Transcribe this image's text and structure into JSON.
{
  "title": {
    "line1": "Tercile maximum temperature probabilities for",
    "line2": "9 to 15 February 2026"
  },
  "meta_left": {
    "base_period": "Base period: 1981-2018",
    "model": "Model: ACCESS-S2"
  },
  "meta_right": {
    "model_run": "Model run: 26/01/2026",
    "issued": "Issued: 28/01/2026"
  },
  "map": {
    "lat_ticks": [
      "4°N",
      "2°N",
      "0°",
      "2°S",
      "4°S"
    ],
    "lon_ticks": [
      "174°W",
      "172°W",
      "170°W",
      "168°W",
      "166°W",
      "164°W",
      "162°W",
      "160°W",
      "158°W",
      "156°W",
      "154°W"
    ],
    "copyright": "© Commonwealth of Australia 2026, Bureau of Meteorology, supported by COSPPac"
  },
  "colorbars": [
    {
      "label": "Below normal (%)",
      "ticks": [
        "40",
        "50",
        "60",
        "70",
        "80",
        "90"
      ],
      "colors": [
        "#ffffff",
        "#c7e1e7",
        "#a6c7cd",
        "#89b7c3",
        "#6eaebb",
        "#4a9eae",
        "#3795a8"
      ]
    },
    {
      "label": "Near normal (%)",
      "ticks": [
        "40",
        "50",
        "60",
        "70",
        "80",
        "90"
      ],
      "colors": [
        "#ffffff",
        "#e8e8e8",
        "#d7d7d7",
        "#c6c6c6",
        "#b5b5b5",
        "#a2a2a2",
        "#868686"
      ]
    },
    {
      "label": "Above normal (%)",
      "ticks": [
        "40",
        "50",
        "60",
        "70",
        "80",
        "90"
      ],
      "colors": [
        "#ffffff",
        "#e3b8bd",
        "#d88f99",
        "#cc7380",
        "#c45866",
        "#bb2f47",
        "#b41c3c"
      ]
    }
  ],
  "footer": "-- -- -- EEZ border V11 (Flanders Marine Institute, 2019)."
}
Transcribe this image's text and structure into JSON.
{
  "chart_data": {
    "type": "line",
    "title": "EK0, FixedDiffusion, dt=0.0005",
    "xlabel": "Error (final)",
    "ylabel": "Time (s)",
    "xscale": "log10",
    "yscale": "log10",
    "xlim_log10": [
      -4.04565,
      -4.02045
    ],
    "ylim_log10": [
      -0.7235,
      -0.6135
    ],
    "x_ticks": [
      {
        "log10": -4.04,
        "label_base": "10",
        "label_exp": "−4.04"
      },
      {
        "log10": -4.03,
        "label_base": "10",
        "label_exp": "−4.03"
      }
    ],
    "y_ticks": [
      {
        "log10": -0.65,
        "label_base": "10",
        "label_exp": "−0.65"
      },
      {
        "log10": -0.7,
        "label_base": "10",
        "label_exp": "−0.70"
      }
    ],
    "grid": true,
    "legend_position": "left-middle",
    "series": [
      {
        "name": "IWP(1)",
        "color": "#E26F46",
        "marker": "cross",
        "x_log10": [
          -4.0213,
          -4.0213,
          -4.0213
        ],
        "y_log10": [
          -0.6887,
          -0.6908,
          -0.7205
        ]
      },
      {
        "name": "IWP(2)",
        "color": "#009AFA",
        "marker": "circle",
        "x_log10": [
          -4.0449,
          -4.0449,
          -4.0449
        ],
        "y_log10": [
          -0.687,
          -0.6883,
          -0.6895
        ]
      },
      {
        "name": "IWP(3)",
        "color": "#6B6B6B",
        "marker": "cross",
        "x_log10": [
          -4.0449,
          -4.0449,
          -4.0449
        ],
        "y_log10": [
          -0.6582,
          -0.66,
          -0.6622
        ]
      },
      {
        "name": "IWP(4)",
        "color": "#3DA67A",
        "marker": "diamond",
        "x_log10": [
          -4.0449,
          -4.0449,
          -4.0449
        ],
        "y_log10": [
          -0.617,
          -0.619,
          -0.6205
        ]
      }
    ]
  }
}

**WHAT TO WORK ON:**
From the listing above, extract all records word for word.

**RESULT OF THE TASK:**
Transcribe this image's text and structure into JSON.
{
  "title": {
    "line1": "Tercile maximum temperature probabilities for",
    "line2": "9 to 15 February 2026"
  },
  "meta_left": {
    "base_period": "Base period: 1981-2018",
    "model": "Model: ACCESS-S2"
  },
  "meta_right": {
    "model_run": "Model run: 26/01/2026",
    "issued": "Issued: 28/01/2026"
  },
  "map": {
    "lat_ticks": [
      "4°N",
      "2°N",
      "0°",
      "2°S",
      "4°S"
    ],
    "lon_ticks": [
      "174°W",
      "172°W",
      "170°W",
      "168°W",
      "166°W",
      "164°W",
      "162°W",
      "160°W",
      "158°W",
      "156°W",
      "154°W"
    ],
    "copyright": "© Commonwealth of Australia 2026, Bureau of Meteorology, supported by COSPPac"
  },
  "colorbars": [
    {
      "label": "Below normal (%)",
      "ticks": [
        "40",
        "50",
        "60",
        "70",
        "80",
        "90"
      ],
      "colors": [
        "#ffffff",
        "#c7e1e7",
        "#a6c7cd",
        "#89b7c3",
        "#6eaebb",
        "#4a9eae",
        "#3795a8"
      ]
    },
    {
      "label": "Near normal (%)",
      "ticks": [
        "40",
        "50",
        "60",
        "70",
        "80",
        "90"
      ],
      "colors": [
        "#ffffff",
        "#e8e8e8",
        "#d7d7d7",
        "#c6c6c6",
        "#b5b5b5",
        "#a2a2a2",
        "#868686"
      ]
    },
    {
      "label": "Above normal (%)",
      "ticks": [
        "40",
        "50",
        "60",
        "70",
        "80",
        "90"
      ],
      "colors": [
        "#ffffff",
        "#e3b8bd",
        "#d88f99",
        "#cc7380",
        "#c45866",
        "#bb2f47",
        "#b41c3c"
      ]
    }
  ],
  "footer": "-- -- -- EEZ border V11 (Flanders Marine Institute, 2019)."
}
Transcribe this image's text and structure into JSON.
{
  "chart_data": {
    "type": "line",
    "title": "EK0, FixedDiffusion, dt=0.0005",
    "xlabel": "Error (final)",
    "ylabel": "Time (s)",
    "xscale": "log10",
    "yscale": "log10",
    "xlim_log10": [
      -4.04565,
      -4.02045
    ],
    "ylim_log10": [
      -0.7235,
      -0.6135
    ],
    "x_ticks": [
      {
        "log10": -4.04,
        "label_base": "10",
        "label_exp": "−4.04"
      },
      {
        "log10": -4.03,
        "label_base": "10",
        "label_exp": "−4.03"
      }
    ],
    "y_ticks": [
      {
        "log10": -0.65,
        "label_base": "10",
        "label_exp": "−0.65"
      },
      {
        "log10": -0.7,
        "label_base": "10",
        "label_exp": "−0.70"
      }
    ],
    "grid": true,
    "legend_position": "left-middle",
    "series": [
      {
        "name": "IWP(1)",
        "color": "#E26F46",
        "marker": "cross",
        "x_log10": [
          -4.0213,
          -4.0213,
          -4.0213
        ],
        "y_log10": [
          -0.6887,
          -0.6908,
          -0.7205
        ]
      },
      {
        "name": "IWP(2)",
        "color": "#009AFA",
        "marker": "circle",
        "x_log10": [
          -4.0449,
          -4.0449,
          -4.0449
        ],
        "y_log10": [
          -0.687,
          -0.6883,
          -0.6895
        ]
      },
      {
        "name": "IWP(3)",
        "color": "#6B6B6B",
        "marker": "cross",
        "x_log10": [
          -4.0449,
          -4.0449,
          -4.0449
        ],
        "y_log10": [
          -0.6582,
          -0.66,
          -0.6622
        ]
      },
      {
        "name": "IWP(4)",
        "color": "#3DA67A",
        "marker": "diamond",
        "x_log10": [
          -4.0449,
          -4.0449,
          -4.0449
        ],
        "y_log10": [
          -0.617,
          -0.619,
          -0.6205
        ]
      }
    ]
  }
}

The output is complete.